## WRITTEN REQUEST
Could you retype the following material exactly, every line unchanged?

# Start of RECORDS SHOWN

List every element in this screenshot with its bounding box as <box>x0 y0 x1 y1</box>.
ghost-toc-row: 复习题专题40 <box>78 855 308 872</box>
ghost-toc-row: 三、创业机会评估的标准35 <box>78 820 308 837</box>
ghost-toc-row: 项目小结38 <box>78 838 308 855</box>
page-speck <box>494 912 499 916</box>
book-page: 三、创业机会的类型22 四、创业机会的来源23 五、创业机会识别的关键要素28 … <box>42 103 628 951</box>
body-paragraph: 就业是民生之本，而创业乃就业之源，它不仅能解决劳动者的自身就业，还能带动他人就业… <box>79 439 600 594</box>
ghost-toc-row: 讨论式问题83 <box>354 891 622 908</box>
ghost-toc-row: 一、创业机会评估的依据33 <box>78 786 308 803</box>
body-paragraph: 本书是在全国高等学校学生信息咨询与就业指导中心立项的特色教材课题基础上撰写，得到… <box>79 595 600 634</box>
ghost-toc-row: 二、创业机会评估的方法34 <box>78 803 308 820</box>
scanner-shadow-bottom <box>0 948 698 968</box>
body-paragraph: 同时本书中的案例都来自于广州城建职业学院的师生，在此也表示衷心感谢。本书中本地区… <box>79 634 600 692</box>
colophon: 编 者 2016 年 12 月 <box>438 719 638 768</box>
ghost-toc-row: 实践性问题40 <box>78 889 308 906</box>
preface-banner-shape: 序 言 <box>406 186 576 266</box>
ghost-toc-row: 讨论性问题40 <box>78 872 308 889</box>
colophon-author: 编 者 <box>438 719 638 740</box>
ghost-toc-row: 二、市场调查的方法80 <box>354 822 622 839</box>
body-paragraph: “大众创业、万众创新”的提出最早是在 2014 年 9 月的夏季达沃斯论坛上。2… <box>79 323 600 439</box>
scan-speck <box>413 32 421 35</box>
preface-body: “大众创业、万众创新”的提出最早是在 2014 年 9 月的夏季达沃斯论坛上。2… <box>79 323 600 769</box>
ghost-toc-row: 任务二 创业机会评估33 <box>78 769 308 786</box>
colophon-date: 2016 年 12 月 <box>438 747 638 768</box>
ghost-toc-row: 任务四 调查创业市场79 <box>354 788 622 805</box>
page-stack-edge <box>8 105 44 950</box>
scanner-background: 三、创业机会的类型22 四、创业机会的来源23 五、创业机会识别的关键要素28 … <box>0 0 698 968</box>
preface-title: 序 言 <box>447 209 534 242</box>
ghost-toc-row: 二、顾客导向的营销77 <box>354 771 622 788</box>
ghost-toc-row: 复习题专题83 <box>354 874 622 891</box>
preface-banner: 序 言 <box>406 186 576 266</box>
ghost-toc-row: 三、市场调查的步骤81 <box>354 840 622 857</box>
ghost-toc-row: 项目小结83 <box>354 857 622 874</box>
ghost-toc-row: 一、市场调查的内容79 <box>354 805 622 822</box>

# End of RECORDS SHOWN

## FULL ANSWER
List every element in this screenshot with its bounding box as <box>x0 y0 x1 y1</box>.
ghost-toc-row: 复习题专题40 <box>78 855 308 872</box>
ghost-toc-row: 三、创业机会评估的标准35 <box>78 820 308 837</box>
ghost-toc-row: 项目小结38 <box>78 838 308 855</box>
page-speck <box>494 912 499 916</box>
book-page: 三、创业机会的类型22 四、创业机会的来源23 五、创业机会识别的关键要素28 … <box>42 103 628 951</box>
body-paragraph: 就业是民生之本，而创业乃就业之源，它不仅能解决劳动者的自身就业，还能带动他人就业… <box>79 439 600 594</box>
ghost-toc-row: 讨论式问题83 <box>354 891 622 908</box>
ghost-toc-row: 一、创业机会评估的依据33 <box>78 786 308 803</box>
body-paragraph: 本书是在全国高等学校学生信息咨询与就业指导中心立项的特色教材课题基础上撰写，得到… <box>79 595 600 634</box>
ghost-toc-row: 二、创业机会评估的方法34 <box>78 803 308 820</box>
scanner-shadow-bottom <box>0 948 698 968</box>
body-paragraph: 同时本书中的案例都来自于广州城建职业学院的师生，在此也表示衷心感谢。本书中本地区… <box>79 634 600 692</box>
colophon: 编 者 2016 年 12 月 <box>438 719 638 768</box>
ghost-toc-row: 实践性问题40 <box>78 889 308 906</box>
preface-banner-shape: 序 言 <box>406 186 576 266</box>
ghost-toc-row: 讨论性问题40 <box>78 872 308 889</box>
colophon-author: 编 者 <box>438 719 638 740</box>
ghost-toc-row: 二、市场调查的方法80 <box>354 822 622 839</box>
body-paragraph: “大众创业、万众创新”的提出最早是在 2014 年 9 月的夏季达沃斯论坛上。2… <box>79 323 600 439</box>
scan-speck <box>413 32 421 35</box>
preface-body: “大众创业、万众创新”的提出最早是在 2014 年 9 月的夏季达沃斯论坛上。2… <box>79 323 600 769</box>
ghost-toc-row: 任务二 创业机会评估33 <box>78 769 308 786</box>
colophon-date: 2016 年 12 月 <box>438 747 638 768</box>
ghost-toc-row: 任务四 调查创业市场79 <box>354 788 622 805</box>
page-stack-edge <box>8 105 44 950</box>
scanner-background: 三、创业机会的类型22 四、创业机会的来源23 五、创业机会识别的关键要素28 … <box>0 0 698 968</box>
preface-title: 序 言 <box>447 209 534 242</box>
ghost-toc-row: 二、顾客导向的营销77 <box>354 771 622 788</box>
ghost-toc-row: 复习题专题83 <box>354 874 622 891</box>
preface-banner: 序 言 <box>406 186 576 266</box>
ghost-toc-row: 三、市场调查的步骤81 <box>354 840 622 857</box>
ghost-toc-row: 项目小结83 <box>354 857 622 874</box>
ghost-toc-row: 一、市场调查的内容79 <box>354 805 622 822</box>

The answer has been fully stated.